• **What you need to do**
Pick out each line below containing "this".

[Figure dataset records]
[Start]
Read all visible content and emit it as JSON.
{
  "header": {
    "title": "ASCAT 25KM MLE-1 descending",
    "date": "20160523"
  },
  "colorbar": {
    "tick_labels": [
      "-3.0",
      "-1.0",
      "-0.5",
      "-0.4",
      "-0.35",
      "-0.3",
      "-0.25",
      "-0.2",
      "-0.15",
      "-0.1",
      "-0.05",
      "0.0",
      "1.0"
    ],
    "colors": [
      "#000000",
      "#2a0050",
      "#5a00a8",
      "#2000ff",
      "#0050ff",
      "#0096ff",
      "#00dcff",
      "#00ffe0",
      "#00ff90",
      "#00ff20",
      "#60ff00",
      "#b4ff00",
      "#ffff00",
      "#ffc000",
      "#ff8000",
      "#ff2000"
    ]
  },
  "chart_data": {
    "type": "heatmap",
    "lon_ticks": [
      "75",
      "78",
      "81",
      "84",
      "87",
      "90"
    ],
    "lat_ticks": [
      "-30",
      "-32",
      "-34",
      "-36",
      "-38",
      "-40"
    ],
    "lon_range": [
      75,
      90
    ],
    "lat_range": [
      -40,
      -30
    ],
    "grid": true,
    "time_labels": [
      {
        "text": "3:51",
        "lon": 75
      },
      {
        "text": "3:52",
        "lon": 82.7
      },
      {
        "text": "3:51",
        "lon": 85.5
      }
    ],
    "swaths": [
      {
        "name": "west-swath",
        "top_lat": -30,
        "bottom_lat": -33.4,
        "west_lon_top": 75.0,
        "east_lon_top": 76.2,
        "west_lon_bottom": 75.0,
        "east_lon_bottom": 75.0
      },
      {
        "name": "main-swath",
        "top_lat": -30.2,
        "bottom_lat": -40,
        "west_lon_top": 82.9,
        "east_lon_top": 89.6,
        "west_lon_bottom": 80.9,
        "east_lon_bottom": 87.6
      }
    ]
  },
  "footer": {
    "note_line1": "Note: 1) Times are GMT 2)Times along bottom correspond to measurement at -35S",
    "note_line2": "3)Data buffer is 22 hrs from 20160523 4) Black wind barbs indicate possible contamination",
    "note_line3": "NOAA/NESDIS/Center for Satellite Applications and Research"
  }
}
[End]
[Start]
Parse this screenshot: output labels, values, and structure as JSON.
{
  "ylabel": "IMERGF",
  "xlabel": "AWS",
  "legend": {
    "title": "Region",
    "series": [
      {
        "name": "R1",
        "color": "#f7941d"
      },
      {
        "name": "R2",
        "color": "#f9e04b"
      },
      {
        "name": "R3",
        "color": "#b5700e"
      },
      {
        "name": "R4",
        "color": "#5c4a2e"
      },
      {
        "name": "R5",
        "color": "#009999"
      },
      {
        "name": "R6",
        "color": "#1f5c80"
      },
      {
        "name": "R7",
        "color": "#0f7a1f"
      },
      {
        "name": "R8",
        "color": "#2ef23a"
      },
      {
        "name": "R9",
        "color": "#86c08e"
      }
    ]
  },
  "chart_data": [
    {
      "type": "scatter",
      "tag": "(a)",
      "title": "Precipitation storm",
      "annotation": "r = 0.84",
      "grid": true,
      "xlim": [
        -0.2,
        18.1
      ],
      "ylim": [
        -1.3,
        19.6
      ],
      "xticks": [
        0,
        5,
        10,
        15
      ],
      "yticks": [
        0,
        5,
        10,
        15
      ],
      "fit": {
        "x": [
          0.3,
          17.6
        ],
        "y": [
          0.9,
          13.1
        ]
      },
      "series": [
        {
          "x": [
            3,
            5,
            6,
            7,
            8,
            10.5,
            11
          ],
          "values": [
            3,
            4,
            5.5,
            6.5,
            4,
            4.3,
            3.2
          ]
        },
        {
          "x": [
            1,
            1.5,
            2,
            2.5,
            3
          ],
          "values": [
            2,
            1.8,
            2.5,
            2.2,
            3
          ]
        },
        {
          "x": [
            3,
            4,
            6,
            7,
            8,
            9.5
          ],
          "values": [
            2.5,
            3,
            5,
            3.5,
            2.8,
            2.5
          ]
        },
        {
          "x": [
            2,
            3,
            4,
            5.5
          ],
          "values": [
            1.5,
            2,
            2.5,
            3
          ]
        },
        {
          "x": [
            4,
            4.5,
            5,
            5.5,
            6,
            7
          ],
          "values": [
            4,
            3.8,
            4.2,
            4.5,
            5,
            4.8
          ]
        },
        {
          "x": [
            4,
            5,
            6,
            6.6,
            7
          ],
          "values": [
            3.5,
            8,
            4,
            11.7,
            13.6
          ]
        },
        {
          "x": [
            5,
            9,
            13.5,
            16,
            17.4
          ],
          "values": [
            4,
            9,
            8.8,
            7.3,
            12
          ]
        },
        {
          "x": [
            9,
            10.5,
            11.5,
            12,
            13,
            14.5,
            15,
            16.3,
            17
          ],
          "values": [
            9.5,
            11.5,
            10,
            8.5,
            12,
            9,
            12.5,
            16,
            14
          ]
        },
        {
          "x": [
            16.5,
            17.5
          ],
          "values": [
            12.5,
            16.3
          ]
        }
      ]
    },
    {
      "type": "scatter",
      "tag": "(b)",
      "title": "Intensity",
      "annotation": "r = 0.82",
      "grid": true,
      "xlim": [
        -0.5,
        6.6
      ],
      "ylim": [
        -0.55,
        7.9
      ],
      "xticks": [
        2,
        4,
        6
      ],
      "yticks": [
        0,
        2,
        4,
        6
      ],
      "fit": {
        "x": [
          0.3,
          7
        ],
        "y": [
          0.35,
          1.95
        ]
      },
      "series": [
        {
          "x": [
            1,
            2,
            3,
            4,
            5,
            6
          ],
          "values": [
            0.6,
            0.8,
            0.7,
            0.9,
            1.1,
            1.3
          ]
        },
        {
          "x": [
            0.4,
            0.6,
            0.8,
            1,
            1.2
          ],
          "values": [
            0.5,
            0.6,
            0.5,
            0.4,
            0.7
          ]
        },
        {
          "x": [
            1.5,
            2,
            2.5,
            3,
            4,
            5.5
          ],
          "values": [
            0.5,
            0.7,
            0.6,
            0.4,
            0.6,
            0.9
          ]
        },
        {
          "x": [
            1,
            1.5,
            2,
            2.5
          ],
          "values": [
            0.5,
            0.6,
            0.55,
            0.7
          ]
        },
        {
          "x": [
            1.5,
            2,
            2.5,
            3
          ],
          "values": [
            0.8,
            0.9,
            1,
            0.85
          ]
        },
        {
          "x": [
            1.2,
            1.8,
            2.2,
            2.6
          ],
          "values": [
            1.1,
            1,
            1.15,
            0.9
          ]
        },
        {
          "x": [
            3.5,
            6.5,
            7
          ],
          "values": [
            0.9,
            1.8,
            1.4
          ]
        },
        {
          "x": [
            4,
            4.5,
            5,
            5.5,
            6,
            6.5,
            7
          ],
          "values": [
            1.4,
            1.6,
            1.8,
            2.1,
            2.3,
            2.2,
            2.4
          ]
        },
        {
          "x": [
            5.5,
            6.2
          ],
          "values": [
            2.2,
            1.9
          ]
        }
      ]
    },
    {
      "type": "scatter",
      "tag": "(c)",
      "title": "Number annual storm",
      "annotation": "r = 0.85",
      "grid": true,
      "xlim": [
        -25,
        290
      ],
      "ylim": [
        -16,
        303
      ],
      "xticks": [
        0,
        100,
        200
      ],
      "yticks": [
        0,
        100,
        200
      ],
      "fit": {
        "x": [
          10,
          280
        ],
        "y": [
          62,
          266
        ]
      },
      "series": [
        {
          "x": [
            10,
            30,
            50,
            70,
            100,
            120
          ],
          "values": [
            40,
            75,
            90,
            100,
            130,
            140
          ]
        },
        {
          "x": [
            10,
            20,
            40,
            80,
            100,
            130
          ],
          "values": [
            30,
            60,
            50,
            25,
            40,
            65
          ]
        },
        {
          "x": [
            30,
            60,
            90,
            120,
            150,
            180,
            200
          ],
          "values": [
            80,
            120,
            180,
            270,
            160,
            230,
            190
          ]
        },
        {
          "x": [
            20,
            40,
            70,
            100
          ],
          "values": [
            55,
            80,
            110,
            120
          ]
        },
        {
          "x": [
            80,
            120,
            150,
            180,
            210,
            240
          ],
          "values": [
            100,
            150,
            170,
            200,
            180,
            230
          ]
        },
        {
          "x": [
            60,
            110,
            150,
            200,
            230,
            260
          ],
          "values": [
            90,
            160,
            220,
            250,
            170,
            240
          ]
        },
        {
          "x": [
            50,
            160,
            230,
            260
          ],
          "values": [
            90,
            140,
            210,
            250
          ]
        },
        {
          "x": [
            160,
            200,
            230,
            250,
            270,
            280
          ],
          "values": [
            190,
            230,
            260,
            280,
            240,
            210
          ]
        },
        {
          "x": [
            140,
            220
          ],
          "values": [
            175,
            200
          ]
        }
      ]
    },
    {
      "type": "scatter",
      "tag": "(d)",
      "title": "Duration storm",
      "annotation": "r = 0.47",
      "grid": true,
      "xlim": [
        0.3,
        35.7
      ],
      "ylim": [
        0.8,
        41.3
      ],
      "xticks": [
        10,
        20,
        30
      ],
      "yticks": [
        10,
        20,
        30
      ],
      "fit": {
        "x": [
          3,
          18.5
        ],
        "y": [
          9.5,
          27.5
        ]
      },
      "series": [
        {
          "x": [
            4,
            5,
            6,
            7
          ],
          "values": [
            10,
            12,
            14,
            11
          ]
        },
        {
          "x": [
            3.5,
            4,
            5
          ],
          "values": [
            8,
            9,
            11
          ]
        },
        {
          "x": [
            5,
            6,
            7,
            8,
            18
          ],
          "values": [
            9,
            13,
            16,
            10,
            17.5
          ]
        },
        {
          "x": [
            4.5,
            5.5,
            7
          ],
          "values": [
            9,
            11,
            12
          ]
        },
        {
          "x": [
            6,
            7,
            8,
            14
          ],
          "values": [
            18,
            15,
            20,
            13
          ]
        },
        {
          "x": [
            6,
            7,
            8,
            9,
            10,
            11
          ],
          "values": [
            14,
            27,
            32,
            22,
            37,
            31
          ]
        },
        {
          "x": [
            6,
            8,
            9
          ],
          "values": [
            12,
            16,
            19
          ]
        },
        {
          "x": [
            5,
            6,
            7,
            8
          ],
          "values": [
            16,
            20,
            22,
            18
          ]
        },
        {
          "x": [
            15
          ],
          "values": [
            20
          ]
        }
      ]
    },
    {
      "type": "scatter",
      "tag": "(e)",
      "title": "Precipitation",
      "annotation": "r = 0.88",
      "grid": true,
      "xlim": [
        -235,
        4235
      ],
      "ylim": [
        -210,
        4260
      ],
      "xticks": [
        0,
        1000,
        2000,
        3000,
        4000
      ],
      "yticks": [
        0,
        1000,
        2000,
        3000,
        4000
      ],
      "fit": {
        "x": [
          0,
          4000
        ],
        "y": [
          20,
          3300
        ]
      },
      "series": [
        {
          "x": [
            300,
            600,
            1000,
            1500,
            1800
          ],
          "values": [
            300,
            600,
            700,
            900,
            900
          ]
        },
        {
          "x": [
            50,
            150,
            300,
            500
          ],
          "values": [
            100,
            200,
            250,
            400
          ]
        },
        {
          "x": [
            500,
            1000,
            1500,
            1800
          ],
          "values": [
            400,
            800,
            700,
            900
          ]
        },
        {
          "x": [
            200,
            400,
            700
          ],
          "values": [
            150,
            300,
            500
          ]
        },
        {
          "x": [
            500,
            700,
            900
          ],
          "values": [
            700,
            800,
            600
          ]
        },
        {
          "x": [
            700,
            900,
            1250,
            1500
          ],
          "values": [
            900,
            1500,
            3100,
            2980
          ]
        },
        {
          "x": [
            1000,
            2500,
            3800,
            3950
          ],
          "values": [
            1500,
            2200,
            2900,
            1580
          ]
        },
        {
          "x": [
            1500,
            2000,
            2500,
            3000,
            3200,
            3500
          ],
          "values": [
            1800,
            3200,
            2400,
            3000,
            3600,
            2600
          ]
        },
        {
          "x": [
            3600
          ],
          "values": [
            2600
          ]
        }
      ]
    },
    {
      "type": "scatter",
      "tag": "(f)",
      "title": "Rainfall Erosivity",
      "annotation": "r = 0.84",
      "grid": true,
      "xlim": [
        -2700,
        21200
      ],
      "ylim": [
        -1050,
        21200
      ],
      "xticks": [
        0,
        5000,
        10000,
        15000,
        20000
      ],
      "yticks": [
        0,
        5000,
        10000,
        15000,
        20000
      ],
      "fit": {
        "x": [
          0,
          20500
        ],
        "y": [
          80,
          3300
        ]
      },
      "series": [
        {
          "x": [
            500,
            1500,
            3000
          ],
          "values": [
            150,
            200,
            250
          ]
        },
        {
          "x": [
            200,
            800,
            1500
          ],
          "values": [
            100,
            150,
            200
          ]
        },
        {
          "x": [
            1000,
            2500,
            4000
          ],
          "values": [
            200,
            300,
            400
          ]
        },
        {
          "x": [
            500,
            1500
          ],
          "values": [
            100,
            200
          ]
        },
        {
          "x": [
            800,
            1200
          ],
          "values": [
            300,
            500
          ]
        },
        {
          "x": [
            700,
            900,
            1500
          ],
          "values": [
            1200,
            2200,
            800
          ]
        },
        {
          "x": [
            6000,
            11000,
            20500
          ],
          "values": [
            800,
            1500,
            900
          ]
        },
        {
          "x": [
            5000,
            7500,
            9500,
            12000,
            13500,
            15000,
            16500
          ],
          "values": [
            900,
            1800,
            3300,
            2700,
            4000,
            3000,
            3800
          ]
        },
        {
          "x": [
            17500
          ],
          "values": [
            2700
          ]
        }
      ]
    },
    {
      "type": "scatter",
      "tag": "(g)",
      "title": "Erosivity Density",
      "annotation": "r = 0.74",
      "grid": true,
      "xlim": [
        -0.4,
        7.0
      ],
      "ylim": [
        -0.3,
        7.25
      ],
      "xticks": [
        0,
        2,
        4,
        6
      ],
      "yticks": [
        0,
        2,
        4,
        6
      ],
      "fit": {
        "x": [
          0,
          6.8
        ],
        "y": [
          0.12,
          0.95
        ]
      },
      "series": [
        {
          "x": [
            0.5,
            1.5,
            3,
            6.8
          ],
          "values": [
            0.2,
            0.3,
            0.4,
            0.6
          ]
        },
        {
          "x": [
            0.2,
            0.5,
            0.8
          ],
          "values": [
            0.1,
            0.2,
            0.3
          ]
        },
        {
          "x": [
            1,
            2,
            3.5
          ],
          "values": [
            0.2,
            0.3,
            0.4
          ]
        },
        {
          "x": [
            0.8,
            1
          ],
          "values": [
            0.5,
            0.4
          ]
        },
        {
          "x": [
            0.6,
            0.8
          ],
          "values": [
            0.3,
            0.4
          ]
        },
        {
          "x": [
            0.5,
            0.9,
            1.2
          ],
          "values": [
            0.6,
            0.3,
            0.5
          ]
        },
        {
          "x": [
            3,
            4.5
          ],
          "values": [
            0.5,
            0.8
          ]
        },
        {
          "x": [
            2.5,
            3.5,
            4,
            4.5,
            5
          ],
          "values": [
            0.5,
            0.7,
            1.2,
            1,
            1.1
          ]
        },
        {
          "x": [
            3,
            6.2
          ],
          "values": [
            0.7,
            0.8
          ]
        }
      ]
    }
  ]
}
[End]
[Start]
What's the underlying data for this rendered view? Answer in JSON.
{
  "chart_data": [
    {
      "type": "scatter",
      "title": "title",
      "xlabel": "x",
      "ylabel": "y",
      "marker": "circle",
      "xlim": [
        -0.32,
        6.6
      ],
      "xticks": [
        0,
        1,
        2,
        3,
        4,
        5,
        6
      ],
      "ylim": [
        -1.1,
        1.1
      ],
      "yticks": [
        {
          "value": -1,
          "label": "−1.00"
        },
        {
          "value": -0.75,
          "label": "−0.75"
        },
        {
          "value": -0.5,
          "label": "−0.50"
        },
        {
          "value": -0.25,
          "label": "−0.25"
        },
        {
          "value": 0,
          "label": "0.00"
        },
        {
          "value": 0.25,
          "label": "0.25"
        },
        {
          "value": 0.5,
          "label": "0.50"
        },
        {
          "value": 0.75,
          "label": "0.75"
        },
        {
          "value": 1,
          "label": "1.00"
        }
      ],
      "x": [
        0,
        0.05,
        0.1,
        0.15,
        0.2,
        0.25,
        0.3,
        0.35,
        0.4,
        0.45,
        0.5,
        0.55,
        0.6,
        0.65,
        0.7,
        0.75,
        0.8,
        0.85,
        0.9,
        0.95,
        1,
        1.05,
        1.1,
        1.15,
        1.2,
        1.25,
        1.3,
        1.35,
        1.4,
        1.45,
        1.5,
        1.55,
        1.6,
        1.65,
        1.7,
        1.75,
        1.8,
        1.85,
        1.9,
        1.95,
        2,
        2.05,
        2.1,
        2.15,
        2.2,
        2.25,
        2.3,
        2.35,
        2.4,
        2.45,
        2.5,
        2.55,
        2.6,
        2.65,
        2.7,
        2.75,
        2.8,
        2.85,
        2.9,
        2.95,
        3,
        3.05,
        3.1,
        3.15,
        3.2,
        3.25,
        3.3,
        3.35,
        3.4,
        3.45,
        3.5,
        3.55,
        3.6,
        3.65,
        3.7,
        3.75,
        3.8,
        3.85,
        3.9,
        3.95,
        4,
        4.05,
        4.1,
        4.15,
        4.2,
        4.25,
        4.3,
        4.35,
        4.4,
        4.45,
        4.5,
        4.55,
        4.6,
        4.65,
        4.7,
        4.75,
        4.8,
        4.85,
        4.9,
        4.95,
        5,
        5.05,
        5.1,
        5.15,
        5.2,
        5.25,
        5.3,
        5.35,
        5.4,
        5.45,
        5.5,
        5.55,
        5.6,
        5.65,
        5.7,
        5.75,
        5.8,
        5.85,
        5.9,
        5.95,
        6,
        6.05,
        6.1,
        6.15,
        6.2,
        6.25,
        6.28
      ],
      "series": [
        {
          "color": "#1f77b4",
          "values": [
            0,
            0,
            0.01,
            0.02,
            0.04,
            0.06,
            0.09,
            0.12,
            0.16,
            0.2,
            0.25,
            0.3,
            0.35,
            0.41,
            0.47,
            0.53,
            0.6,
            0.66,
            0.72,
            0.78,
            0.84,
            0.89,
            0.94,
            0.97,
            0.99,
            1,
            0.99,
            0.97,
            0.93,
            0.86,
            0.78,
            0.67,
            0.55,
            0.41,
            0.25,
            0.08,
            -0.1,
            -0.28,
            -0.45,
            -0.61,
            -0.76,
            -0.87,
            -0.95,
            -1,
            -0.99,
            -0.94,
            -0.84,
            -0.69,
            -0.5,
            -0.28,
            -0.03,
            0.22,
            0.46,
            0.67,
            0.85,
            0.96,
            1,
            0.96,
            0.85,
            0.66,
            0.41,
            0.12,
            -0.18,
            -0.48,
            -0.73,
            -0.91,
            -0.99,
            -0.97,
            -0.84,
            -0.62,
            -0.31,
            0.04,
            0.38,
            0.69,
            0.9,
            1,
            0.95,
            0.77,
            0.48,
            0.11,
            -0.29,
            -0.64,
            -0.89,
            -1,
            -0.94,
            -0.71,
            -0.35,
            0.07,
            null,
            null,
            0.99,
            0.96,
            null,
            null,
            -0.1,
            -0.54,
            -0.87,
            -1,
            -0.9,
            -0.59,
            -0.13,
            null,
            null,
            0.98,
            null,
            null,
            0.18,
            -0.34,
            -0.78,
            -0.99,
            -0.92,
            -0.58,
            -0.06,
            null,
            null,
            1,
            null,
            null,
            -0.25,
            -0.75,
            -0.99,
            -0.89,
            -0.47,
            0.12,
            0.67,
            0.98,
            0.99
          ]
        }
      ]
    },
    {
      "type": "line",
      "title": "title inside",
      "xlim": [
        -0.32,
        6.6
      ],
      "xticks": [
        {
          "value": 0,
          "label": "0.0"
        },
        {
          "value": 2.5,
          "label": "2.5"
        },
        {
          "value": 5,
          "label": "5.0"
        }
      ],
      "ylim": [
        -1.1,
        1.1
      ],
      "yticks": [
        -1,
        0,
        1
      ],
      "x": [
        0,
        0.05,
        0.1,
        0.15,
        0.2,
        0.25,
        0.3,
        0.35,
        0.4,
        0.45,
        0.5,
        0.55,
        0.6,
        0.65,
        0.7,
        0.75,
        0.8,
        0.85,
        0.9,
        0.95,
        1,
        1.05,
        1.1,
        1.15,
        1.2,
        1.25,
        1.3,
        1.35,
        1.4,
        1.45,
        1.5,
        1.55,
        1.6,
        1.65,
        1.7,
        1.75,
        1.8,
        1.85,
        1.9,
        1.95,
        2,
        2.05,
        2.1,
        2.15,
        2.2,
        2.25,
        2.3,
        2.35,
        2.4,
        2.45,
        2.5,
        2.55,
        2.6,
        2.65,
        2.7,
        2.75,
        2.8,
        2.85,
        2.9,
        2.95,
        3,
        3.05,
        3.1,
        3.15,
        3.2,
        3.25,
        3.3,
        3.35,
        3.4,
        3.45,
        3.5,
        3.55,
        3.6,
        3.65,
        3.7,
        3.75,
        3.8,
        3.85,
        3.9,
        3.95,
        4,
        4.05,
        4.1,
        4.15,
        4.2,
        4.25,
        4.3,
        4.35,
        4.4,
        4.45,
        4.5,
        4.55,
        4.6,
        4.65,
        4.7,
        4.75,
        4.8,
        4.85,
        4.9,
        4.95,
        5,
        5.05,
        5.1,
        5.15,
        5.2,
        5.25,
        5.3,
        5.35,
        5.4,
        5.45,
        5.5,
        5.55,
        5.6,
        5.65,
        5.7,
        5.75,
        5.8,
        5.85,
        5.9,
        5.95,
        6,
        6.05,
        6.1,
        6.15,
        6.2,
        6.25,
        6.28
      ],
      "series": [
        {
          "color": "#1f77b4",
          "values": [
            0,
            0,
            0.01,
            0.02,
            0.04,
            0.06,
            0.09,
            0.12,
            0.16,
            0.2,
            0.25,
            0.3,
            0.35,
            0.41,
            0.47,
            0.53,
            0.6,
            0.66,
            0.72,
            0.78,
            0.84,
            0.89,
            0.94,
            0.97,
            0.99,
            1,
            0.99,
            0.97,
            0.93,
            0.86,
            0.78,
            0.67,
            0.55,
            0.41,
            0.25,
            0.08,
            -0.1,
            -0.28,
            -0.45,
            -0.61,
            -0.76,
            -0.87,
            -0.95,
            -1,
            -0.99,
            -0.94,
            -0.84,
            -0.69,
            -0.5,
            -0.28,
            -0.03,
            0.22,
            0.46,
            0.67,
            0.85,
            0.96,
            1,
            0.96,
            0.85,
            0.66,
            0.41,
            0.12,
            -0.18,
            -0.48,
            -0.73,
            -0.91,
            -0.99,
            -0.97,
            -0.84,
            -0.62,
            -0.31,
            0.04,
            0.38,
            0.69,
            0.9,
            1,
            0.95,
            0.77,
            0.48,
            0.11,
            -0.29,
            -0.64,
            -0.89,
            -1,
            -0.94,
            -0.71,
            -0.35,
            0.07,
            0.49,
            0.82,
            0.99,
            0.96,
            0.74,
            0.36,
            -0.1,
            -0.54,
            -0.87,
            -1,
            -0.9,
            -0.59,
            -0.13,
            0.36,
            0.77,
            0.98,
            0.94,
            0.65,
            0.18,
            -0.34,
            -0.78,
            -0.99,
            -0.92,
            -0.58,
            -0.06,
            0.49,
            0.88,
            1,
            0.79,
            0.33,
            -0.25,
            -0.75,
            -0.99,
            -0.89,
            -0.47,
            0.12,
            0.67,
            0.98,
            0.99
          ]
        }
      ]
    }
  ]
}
[End]
• **Final result**
Parse this screenshot: output labels, values, and structure as JSON.
What's the underlying data for this rendered view? Answer in JSON.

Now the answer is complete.